Check each line of the records below and collect those that include the word "kind".
** START RECORDS SUPPLIED **
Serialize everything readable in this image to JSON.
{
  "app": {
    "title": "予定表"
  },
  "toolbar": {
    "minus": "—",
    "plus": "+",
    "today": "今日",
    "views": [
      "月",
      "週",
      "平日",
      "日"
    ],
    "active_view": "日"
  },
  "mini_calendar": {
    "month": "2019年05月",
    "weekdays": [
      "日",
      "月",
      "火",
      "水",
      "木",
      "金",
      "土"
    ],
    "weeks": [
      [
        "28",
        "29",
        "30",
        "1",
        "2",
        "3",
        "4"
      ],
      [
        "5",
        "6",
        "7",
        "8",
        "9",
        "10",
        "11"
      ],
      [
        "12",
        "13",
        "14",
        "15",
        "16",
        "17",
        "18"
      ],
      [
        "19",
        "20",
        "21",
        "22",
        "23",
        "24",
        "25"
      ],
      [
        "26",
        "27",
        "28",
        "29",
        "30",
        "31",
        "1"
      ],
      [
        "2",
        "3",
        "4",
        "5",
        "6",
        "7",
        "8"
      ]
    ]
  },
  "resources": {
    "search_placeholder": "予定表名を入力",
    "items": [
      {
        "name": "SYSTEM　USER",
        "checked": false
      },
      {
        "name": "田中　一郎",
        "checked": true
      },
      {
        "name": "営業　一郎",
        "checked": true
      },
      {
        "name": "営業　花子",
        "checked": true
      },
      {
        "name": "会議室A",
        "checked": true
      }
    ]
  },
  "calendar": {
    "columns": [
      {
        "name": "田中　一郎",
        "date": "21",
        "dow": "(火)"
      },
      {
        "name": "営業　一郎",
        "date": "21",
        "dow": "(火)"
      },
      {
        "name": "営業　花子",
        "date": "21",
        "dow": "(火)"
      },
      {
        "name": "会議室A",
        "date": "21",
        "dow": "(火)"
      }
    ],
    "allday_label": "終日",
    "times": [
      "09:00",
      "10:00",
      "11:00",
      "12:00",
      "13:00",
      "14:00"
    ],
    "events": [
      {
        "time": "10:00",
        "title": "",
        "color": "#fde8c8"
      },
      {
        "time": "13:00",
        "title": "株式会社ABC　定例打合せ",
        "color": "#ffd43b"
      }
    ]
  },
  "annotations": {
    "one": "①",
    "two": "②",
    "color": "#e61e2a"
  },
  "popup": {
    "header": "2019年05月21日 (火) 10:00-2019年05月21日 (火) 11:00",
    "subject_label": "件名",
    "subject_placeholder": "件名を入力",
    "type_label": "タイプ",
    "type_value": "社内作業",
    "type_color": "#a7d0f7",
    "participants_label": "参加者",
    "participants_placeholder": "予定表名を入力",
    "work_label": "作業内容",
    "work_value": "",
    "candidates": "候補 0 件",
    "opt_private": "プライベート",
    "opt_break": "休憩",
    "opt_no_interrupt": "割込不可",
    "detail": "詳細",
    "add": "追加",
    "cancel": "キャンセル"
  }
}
** END RECORDS SUPPLIED **
** START RECORDS SUPPLIED **
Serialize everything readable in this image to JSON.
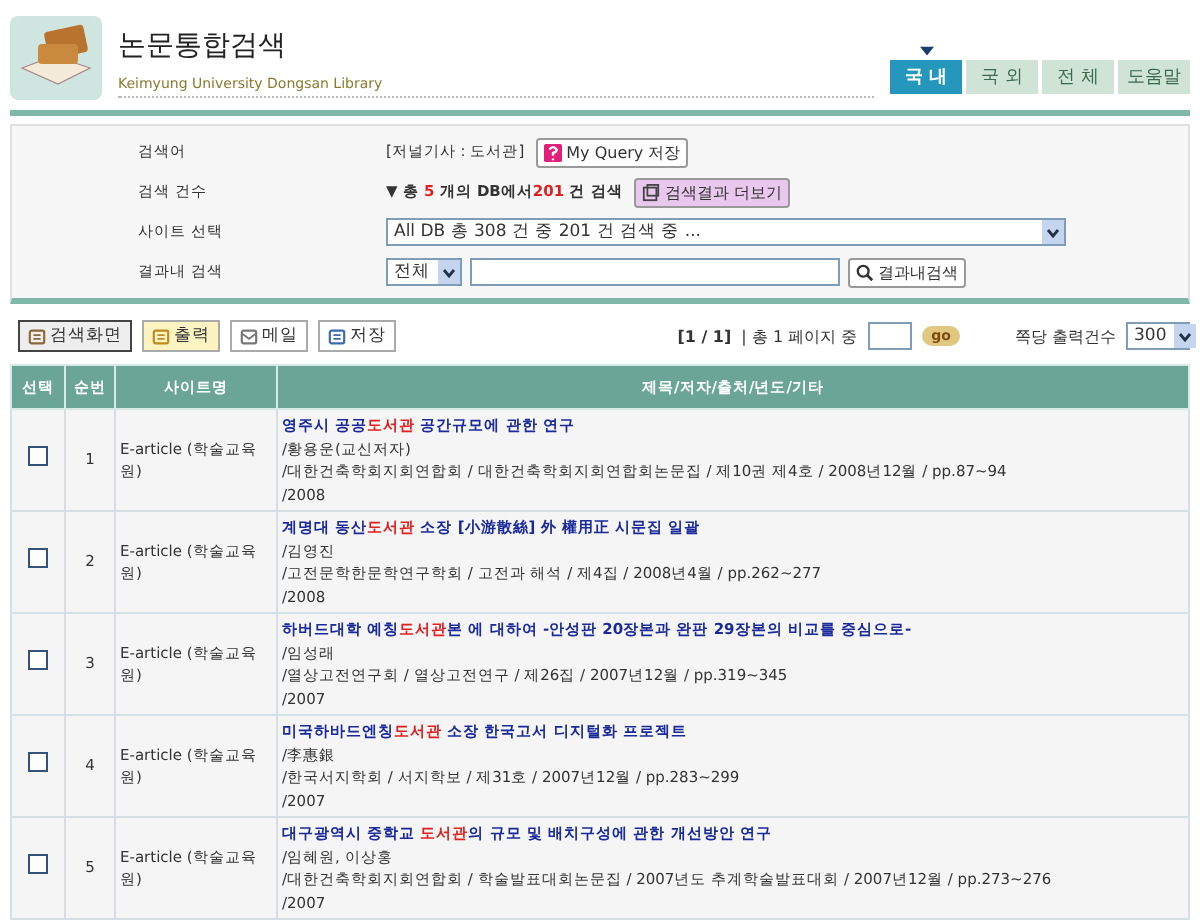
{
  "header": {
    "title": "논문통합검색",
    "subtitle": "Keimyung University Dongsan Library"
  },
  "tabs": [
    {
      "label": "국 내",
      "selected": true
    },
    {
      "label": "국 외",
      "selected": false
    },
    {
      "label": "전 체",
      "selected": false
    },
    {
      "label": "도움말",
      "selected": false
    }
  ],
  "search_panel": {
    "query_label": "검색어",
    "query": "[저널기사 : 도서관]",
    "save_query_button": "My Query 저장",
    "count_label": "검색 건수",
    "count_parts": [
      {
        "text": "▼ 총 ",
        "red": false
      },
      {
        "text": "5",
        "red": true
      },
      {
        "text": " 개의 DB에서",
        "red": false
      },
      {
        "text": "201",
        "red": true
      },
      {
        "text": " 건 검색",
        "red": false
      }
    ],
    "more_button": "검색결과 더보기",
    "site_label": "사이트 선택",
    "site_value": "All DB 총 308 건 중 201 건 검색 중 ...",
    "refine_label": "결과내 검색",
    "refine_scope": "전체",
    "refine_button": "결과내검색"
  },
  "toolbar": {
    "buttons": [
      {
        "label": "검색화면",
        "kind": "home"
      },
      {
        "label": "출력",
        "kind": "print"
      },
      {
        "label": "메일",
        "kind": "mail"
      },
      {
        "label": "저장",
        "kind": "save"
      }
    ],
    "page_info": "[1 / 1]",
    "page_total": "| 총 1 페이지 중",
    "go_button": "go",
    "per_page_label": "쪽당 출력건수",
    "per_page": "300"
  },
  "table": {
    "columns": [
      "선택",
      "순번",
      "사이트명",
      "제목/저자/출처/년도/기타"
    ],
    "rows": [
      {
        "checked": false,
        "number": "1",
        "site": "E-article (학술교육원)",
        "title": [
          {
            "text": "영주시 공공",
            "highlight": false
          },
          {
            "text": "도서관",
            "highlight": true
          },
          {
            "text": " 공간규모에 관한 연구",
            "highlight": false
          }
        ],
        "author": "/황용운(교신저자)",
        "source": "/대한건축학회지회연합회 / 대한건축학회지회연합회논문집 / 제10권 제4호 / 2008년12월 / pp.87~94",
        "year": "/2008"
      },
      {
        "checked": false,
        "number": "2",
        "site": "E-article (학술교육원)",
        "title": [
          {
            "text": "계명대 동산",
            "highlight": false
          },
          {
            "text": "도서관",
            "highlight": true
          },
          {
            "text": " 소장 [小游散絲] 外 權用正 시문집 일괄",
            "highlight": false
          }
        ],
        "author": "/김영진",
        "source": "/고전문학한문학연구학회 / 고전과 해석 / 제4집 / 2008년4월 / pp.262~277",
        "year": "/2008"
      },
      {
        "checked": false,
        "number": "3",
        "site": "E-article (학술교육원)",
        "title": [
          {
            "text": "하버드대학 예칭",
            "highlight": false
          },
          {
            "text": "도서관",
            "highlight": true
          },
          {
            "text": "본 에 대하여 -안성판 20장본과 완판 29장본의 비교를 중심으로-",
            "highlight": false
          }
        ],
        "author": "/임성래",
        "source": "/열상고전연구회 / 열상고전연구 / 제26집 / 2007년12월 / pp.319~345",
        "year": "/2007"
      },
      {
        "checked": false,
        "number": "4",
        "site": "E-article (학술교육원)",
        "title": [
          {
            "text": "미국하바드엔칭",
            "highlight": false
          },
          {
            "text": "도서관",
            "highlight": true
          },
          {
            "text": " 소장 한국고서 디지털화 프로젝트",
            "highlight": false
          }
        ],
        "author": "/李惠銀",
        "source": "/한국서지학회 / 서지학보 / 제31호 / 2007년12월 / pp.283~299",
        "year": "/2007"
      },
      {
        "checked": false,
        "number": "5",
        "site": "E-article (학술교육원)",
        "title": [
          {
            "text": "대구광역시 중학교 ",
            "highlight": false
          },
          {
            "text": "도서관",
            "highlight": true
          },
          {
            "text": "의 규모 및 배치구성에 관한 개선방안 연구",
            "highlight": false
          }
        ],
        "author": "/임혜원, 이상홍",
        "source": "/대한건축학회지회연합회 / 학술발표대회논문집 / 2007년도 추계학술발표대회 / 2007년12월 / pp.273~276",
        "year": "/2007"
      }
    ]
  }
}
** END RECORDS SUPPLIED **
- [PROBLEM SOLUTION]
        "kind": "home"
        "kind": "print"
        "kind": "mail"
        "kind": "save"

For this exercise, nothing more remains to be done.